## DIRECTIONS
Your answer should repeat every line of the records below in which the word "second" appears.

§ §

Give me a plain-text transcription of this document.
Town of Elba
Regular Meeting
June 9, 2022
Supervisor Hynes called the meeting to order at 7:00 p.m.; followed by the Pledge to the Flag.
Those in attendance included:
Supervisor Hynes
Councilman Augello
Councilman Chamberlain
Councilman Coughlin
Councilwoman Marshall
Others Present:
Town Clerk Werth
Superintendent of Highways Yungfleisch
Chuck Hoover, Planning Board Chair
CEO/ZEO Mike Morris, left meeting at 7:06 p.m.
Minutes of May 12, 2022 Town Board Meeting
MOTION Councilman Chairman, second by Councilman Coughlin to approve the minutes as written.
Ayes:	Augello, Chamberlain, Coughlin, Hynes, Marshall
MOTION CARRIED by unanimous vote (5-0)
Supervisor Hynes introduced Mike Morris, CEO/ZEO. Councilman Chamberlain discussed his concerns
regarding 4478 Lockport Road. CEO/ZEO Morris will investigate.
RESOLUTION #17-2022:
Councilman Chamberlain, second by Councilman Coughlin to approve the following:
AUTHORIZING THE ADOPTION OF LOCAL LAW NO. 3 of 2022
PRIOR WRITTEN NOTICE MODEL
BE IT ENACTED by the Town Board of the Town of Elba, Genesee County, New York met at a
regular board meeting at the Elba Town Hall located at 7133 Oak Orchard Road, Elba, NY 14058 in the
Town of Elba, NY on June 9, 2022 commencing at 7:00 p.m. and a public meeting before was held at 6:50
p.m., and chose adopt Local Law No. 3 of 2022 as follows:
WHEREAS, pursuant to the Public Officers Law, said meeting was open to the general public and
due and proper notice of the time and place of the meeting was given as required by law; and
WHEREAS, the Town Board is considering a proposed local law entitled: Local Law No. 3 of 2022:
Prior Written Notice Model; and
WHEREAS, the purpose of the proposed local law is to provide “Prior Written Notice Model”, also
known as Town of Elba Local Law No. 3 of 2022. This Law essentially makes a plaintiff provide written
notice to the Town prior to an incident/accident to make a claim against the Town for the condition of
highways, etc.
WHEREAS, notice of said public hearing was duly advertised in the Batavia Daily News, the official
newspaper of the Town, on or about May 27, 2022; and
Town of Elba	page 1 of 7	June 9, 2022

§ §

## SOLUTION
MOTION Councilman Chairman, second by Councilman Coughlin to approve the minutes as written.
Councilman Chamberlain, second by Councilman Coughlin to approve the following:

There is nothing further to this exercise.